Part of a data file
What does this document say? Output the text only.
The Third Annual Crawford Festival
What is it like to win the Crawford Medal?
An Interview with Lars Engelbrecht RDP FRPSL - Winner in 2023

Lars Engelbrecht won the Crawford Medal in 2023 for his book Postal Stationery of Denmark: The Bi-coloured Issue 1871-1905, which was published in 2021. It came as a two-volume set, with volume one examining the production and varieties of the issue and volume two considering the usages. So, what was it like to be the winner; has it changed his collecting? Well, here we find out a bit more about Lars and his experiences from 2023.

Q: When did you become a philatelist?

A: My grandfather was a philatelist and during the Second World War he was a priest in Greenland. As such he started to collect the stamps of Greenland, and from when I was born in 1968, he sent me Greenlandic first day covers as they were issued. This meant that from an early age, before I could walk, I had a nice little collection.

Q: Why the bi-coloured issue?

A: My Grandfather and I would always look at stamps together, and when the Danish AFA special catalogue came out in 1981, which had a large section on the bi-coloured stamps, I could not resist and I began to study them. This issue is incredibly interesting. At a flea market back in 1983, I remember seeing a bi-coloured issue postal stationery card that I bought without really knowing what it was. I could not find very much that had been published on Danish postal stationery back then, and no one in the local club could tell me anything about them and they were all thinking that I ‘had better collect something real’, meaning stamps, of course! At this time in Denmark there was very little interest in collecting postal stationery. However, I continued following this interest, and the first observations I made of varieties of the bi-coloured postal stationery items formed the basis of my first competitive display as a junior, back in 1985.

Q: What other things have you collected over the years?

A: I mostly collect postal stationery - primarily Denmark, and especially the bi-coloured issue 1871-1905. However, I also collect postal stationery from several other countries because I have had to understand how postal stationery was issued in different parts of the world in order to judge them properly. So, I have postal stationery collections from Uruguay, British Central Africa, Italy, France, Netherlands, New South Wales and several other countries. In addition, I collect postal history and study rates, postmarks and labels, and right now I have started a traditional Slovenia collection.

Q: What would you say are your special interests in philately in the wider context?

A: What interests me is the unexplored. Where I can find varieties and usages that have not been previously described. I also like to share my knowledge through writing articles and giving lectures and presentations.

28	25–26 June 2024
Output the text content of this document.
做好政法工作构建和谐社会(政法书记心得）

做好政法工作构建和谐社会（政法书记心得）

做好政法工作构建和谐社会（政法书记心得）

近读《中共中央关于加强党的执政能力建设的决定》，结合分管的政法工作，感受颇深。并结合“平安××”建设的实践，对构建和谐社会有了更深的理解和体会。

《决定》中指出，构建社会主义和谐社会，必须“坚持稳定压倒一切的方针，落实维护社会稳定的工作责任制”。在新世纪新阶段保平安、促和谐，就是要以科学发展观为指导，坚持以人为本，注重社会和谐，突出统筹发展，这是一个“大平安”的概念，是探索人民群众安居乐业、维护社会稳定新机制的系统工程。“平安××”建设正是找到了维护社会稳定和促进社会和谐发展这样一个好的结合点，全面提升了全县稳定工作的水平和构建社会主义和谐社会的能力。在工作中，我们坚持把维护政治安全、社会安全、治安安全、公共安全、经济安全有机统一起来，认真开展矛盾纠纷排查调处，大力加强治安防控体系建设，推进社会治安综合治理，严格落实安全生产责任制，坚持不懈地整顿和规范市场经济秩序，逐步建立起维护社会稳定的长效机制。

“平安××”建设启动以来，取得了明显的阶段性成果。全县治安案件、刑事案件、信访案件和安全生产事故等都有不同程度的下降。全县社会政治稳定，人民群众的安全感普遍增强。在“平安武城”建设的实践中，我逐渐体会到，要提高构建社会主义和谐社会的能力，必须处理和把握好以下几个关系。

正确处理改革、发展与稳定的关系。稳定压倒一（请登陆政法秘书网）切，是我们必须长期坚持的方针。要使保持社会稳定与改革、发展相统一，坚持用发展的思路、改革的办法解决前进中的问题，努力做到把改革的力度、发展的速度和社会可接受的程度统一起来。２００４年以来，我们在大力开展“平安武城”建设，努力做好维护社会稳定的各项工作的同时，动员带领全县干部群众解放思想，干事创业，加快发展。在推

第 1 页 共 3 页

- INSTRUCTION: Using the material above, reproduce exactly the line that contains "Output the text content of this document." and all lines after it through the last one, and only those.

- ANSWER:
Output the text content of this document.
做好政法工作构建和谐社会(政法书记心得）

做好政法工作构建和谐社会（政法书记心得）

做好政法工作构建和谐社会（政法书记心得）

近读《中共中央关于加强党的执政能力建设的决定》，结合分管的政法工作，感受颇深。并结合“平安××”建设的实践，对构建和谐社会有了更深的理解和体会。

《决定》中指出，构建社会主义和谐社会，必须“坚持稳定压倒一切的方针，落实维护社会稳定的工作责任制”。在新世纪新阶段保平安、促和谐，就是要以科学发展观为指导，坚持以人为本，注重社会和谐，突出统筹发展，这是一个“大平安”的概念，是探索人民群众安居乐业、维护社会稳定新机制的系统工程。“平安××”建设正是找到了维护社会稳定和促进社会和谐发展这样一个好的结合点，全面提升了全县稳定工作的水平和构建社会主义和谐社会的能力。在工作中，我们坚持把维护政治安全、社会安全、治安安全、公共安全、经济安全有机统一起来，认真开展矛盾纠纷排查调处，大力加强治安防控体系建设，推进社会治安综合治理，严格落实安全生产责任制，坚持不懈地整顿和规范市场经济秩序，逐步建立起维护社会稳定的长效机制。

“平安××”建设启动以来，取得了明显的阶段性成果。全县治安案件、刑事案件、信访案件和安全生产事故等都有不同程度的下降。全县社会政治稳定，人民群众的安全感普遍增强。在“平安武城”建设的实践中，我逐渐体会到，要提高构建社会主义和谐社会的能力，必须处理和把握好以下几个关系。

正确处理改革、发展与稳定的关系。稳定压倒一（请登陆政法秘书网）切，是我们必须长期坚持的方针。要使保持社会稳定与改革、发展相统一，坚持用发展的思路、改革的办法解决前进中的问题，努力做到把改革的力度、发展的速度和社会可接受的程度统一起来。２００４年以来，我们在大力开展“平安武城”建设，努力做好维护社会稳定的各项工作的同时，动员带领全县干部群众解放思想，干事创业，加快发展。在推

第 1 页 共 3 页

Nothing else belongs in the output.